Given instruction →
Repeat each entry as written, dropping any picture you find.

- - - -

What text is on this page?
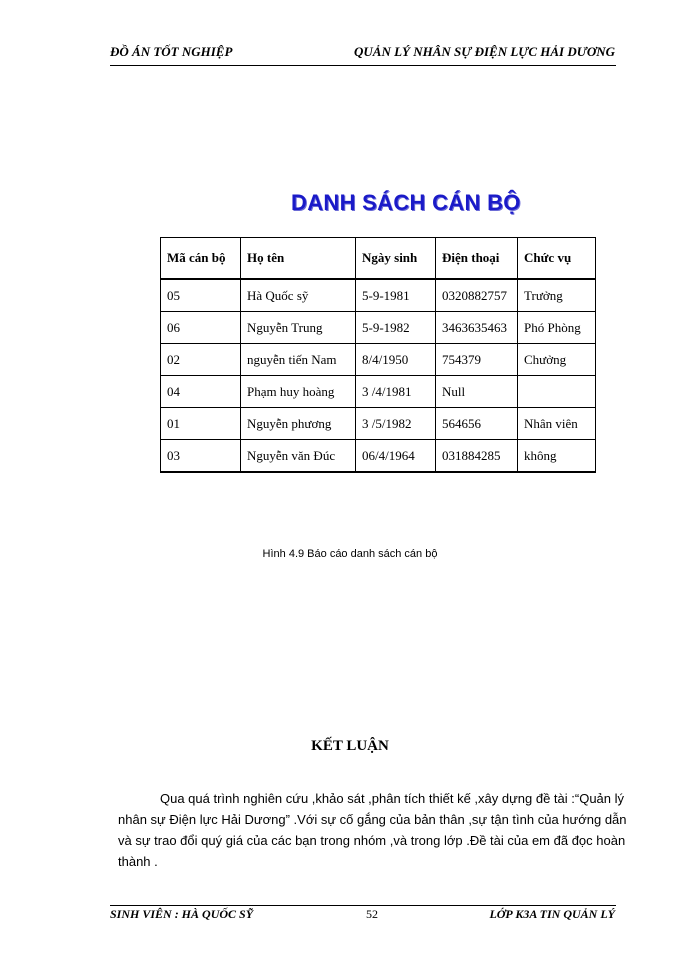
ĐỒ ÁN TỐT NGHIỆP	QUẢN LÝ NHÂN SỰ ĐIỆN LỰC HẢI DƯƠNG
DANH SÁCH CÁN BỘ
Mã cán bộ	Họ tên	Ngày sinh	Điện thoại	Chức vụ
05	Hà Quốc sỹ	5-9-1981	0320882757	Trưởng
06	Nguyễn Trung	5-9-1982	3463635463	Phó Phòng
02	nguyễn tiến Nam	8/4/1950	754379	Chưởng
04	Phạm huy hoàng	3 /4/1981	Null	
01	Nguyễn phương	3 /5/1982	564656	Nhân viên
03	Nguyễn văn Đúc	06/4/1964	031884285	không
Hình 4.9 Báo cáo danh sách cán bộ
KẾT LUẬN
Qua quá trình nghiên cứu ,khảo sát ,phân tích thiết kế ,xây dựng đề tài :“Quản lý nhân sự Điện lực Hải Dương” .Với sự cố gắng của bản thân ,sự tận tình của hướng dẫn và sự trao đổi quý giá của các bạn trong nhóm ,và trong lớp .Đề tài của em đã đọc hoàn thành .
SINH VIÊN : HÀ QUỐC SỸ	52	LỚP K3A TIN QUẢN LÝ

- - - -

Finished exercise →
What text is on this page?
ĐỒ ÁN TỐT NGHIỆP	QUẢN LÝ NHÂN SỰ ĐIỆN LỰC HẢI DƯƠNG
DANH SÁCH CÁN BỘ
Mã cán bộ	Họ tên	Ngày sinh	Điện thoại	Chức vụ
05	Hà Quốc sỹ	5-9-1981	0320882757	Trưởng
06	Nguyễn Trung	5-9-1982	3463635463	Phó Phòng
02	nguyễn tiến Nam	8/4/1950	754379	Chưởng
04	Phạm huy hoàng	3 /4/1981	Null	
01	Nguyễn phương	3 /5/1982	564656	Nhân viên
03	Nguyễn văn Đúc	06/4/1964	031884285	không
Hình 4.9 Báo cáo danh sách cán bộ
KẾT LUẬN
Qua quá trình nghiên cứu ,khảo sát ,phân tích thiết kế ,xây dựng đề tài :“Quản lý nhân sự Điện lực Hải Dương” .Với sự cố gắng của bản thân ,sự tận tình của hướng dẫn và sự trao đổi quý giá của các bạn trong nhóm ,và trong lớp .Đề tài của em đã đọc hoàn thành .
SINH VIÊN : HÀ QUỐC SỸ	52	LỚP K3A TIN QUẢN LÝ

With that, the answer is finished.